Your goal - Determine which lines contain the word "заттар", then copy those lines.

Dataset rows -
——
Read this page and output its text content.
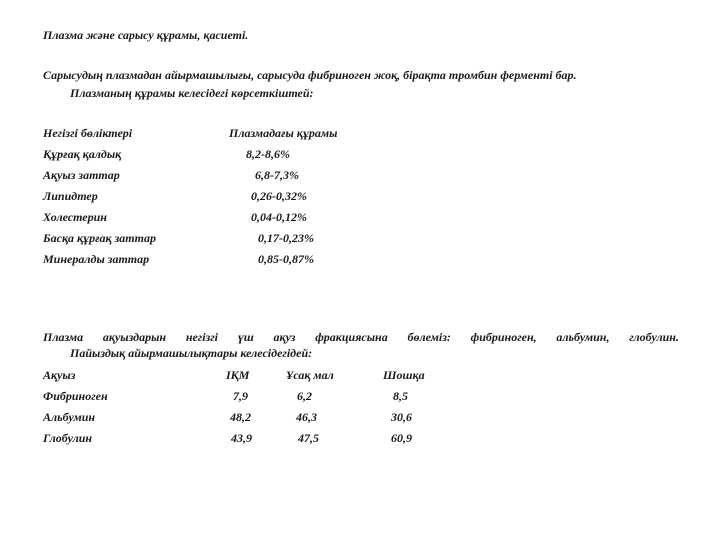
Плазма және сарысу құрамы, қасиеті.
Сарысудың плазмадан айырмашылығы, сарысуда фибриноген жоқ, бірақта тромбин ферменті бар.
Плазманың құрамы келесідегі көрсеткіштей:
Негізгі бөліктері	Плазмадағы құрамы
Құрғақ қалдық	8,2-8,6%
Ақуыз заттар	6,8-7,3%
Липидтер	0,26-0,32%
Холестерин	0,04-0,12%
Басқа құрғақ заттар	0,17-0,23%
Минералды заттар	0,85-0,87%
Плазма ақуыздарын негізгі үш ақуз фракциясына бөлеміз: фибриноген, альбумин, глобулин.
Пайыздық айырмашылықтары келесідегідей:
Ақуыз	ІҚМ	Ұсақ мал	Шошқа
Фибриноген	7,9	6,2	8,5
Альбумин	48,2	46,3	30,6
Глобулин	43,9	47,5	60,9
——
Completed exercise -
Ақуыз заттар	6,8-7,3%
Басқа құрғақ заттар	0,17-0,23%
Минералды заттар	0,85-0,87%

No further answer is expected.